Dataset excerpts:

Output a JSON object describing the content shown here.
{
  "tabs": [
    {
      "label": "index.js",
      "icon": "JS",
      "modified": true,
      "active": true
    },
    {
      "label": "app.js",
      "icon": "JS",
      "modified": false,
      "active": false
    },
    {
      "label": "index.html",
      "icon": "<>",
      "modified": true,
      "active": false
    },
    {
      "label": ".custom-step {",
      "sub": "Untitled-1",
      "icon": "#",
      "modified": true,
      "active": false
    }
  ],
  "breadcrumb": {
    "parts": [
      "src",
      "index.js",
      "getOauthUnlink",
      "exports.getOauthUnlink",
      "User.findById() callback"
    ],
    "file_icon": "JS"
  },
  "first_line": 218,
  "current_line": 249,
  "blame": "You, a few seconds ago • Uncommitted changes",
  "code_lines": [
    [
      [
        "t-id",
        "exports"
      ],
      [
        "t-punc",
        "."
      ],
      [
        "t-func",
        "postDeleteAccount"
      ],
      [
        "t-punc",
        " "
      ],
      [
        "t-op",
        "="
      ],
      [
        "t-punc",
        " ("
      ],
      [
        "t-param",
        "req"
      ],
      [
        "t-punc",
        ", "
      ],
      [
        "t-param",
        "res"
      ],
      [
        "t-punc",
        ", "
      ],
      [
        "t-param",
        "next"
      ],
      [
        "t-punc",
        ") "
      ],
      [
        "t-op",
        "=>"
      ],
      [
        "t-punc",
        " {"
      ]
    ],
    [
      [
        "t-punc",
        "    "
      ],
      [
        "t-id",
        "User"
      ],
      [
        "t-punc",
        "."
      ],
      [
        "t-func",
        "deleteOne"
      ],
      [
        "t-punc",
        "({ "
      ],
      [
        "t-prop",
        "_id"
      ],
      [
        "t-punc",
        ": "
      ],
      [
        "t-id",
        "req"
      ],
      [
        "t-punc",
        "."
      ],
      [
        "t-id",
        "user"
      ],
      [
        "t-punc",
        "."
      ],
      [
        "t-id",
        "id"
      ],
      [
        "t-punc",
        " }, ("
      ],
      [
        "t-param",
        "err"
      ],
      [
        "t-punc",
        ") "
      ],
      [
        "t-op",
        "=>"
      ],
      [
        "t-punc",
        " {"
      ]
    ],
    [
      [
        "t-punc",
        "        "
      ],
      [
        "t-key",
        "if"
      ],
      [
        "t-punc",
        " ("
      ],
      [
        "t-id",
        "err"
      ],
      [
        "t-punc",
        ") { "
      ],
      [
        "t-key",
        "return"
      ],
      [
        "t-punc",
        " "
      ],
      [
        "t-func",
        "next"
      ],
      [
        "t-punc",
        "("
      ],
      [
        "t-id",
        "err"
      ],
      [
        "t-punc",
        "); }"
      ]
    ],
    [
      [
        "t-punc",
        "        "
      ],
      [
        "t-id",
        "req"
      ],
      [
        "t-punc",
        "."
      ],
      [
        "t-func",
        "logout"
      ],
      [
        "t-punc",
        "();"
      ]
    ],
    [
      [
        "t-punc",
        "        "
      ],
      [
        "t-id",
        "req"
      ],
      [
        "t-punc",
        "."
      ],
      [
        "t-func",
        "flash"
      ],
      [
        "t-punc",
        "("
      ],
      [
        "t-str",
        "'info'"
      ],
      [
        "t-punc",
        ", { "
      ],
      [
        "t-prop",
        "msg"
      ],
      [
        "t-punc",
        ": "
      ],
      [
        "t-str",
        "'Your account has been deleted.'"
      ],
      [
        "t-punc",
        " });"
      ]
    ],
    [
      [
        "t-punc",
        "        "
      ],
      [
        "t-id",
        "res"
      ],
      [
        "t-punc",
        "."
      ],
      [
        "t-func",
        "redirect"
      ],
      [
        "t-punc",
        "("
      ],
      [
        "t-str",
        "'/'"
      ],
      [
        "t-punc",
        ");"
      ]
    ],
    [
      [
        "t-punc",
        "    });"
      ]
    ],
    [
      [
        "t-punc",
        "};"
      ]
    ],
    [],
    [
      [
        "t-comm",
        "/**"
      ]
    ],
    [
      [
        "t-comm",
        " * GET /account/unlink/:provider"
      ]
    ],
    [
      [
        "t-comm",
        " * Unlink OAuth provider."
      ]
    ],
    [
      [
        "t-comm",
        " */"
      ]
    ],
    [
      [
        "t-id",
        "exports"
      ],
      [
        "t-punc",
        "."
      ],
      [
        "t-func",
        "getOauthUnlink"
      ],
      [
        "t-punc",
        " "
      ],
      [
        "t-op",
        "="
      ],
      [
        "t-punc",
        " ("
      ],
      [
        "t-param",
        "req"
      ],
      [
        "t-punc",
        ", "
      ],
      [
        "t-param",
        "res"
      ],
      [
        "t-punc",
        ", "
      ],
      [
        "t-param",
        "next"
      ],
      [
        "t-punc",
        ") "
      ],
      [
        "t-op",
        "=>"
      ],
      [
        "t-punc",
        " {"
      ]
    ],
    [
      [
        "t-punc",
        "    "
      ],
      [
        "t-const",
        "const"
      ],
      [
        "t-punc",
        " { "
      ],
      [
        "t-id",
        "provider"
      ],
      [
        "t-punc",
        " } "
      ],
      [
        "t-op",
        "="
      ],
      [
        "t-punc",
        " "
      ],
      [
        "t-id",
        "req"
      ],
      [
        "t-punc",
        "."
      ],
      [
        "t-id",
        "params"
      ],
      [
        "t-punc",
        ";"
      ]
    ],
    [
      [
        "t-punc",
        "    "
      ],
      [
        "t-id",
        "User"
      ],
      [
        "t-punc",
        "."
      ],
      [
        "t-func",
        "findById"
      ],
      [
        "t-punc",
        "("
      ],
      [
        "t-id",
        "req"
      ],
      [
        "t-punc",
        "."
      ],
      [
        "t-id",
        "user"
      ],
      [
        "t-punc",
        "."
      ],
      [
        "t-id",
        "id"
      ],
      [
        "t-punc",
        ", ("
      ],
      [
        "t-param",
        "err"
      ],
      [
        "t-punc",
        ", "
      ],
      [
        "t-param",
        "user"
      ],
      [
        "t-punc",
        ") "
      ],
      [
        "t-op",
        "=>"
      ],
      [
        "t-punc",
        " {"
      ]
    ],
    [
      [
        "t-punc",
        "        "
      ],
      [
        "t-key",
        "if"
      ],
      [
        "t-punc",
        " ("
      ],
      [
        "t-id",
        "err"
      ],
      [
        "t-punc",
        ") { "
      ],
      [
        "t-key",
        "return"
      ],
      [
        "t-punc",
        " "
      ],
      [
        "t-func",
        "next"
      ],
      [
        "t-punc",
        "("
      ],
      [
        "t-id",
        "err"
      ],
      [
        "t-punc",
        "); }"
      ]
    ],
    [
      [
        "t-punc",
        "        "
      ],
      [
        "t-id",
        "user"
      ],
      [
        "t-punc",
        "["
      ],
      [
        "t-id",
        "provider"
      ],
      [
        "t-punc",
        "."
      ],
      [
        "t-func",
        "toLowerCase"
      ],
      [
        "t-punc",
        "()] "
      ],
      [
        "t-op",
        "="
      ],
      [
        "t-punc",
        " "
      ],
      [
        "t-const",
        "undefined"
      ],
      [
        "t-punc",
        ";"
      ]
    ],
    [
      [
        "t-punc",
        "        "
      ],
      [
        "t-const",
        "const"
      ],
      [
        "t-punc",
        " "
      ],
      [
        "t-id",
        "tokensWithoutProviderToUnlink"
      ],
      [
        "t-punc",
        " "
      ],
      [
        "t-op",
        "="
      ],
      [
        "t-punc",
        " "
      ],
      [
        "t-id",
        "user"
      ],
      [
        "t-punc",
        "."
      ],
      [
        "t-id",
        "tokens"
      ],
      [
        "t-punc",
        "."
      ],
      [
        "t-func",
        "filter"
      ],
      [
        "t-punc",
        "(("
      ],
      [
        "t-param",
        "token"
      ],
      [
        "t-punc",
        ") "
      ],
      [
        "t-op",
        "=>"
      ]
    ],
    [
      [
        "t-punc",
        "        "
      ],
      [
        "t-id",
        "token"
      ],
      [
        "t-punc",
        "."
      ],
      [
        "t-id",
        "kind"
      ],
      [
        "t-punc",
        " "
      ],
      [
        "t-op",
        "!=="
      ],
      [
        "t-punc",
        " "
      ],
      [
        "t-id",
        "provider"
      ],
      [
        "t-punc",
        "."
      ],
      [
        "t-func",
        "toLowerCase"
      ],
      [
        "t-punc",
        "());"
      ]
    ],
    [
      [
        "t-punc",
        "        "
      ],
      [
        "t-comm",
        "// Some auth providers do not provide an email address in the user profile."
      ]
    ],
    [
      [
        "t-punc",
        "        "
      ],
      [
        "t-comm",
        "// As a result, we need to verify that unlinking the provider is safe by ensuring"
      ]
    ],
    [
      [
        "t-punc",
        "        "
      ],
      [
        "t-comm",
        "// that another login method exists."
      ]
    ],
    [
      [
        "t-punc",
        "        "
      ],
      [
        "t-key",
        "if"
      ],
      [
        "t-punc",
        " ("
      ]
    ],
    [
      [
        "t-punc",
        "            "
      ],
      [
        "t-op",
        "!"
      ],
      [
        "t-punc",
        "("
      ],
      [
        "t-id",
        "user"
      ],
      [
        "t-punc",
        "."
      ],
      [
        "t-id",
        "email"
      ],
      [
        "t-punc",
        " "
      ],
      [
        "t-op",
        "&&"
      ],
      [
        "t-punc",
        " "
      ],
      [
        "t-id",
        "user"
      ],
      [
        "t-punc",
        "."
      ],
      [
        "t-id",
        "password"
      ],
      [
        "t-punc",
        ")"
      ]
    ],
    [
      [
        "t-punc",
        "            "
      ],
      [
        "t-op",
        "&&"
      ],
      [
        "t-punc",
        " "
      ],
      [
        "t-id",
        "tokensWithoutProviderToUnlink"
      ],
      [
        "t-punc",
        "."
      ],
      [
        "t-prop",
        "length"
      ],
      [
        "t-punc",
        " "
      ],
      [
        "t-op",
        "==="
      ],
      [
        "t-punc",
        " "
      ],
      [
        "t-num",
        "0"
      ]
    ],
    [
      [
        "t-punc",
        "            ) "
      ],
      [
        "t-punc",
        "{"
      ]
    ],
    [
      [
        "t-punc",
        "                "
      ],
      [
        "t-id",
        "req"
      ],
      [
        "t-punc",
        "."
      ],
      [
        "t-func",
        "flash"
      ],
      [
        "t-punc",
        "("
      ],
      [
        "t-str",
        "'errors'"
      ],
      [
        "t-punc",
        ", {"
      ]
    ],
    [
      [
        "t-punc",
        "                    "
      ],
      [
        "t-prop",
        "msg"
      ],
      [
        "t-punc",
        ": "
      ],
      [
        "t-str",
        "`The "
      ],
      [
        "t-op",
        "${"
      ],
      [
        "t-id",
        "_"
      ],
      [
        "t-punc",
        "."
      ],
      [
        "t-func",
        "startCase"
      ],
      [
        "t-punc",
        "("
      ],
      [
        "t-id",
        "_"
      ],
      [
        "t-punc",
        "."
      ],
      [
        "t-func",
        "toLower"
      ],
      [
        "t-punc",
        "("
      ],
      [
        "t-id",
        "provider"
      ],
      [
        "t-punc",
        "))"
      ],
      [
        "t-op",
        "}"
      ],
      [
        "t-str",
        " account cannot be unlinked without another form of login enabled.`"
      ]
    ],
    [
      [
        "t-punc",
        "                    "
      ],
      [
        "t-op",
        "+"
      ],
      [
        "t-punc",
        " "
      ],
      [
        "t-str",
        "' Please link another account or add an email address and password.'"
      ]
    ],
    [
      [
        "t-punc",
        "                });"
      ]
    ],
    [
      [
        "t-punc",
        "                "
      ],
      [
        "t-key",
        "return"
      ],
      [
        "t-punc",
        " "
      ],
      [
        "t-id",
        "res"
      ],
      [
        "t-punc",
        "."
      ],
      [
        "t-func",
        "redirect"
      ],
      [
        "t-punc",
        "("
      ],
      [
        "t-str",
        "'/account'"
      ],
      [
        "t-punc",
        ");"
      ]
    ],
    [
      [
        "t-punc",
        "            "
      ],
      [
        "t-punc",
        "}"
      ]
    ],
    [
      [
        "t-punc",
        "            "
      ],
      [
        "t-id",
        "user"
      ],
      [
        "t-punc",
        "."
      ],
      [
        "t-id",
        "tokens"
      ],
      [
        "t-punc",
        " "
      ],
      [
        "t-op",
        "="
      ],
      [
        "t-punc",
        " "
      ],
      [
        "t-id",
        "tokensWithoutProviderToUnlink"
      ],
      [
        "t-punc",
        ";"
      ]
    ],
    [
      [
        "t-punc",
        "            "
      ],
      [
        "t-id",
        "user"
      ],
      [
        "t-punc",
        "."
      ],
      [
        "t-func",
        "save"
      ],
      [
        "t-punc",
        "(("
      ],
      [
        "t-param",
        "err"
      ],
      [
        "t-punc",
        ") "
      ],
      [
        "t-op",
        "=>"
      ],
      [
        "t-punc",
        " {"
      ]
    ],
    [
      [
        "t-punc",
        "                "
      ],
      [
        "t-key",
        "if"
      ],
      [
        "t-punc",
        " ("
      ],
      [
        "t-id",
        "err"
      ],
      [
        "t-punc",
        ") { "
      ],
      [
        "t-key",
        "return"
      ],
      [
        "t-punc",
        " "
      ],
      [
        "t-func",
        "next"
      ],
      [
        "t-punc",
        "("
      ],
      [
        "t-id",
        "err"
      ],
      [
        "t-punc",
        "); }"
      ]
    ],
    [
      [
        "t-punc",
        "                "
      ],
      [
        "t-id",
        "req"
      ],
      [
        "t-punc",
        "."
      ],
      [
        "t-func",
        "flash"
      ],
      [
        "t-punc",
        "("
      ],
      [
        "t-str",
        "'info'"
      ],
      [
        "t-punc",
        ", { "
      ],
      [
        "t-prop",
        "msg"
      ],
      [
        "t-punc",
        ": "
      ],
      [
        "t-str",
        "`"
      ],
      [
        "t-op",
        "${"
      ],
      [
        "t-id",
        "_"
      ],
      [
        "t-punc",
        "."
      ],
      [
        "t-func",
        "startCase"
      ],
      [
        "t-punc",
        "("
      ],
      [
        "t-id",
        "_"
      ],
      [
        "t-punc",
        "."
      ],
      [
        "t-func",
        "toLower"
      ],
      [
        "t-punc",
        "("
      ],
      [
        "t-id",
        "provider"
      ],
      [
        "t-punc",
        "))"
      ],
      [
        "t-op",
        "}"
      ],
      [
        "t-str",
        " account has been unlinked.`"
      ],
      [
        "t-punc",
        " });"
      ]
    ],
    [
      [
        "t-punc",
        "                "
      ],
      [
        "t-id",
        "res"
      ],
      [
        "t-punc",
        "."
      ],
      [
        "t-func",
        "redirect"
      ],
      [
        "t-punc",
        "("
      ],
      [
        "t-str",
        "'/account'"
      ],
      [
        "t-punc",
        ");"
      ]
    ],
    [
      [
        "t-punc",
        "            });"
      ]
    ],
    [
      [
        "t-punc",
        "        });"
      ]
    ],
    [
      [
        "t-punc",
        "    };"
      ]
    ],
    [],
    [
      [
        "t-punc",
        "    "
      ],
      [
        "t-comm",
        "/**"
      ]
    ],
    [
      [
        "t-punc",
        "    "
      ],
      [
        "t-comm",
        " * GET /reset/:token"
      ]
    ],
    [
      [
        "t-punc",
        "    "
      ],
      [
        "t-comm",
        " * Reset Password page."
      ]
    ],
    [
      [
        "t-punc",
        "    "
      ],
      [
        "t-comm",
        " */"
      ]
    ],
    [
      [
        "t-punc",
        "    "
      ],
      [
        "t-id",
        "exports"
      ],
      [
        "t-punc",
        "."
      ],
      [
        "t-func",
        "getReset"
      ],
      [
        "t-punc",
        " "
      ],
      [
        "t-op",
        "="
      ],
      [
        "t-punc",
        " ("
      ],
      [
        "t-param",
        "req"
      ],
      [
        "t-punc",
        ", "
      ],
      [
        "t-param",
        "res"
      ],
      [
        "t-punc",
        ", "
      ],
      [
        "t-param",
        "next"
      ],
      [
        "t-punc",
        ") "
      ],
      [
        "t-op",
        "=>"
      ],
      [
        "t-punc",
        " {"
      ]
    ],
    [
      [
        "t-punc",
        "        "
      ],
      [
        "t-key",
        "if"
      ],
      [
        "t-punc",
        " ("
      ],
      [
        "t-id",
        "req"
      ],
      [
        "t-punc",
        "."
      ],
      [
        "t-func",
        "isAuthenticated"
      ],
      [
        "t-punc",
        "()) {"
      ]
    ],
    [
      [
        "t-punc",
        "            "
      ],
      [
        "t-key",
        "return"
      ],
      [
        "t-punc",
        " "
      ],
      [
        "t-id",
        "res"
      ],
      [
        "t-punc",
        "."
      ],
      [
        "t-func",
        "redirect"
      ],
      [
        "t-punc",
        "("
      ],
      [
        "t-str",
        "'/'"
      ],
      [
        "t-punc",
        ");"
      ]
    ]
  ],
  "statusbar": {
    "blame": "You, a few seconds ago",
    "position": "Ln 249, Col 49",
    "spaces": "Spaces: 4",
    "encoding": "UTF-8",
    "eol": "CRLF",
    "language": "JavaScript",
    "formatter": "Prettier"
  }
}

- Set problem -
Sift the material for lines with the string "address". Copy each one found.

- Answer to this exercise -
        "// Some auth providers do not provide an email address in the user profile."
        "' Please link another account or add an email address and password.'"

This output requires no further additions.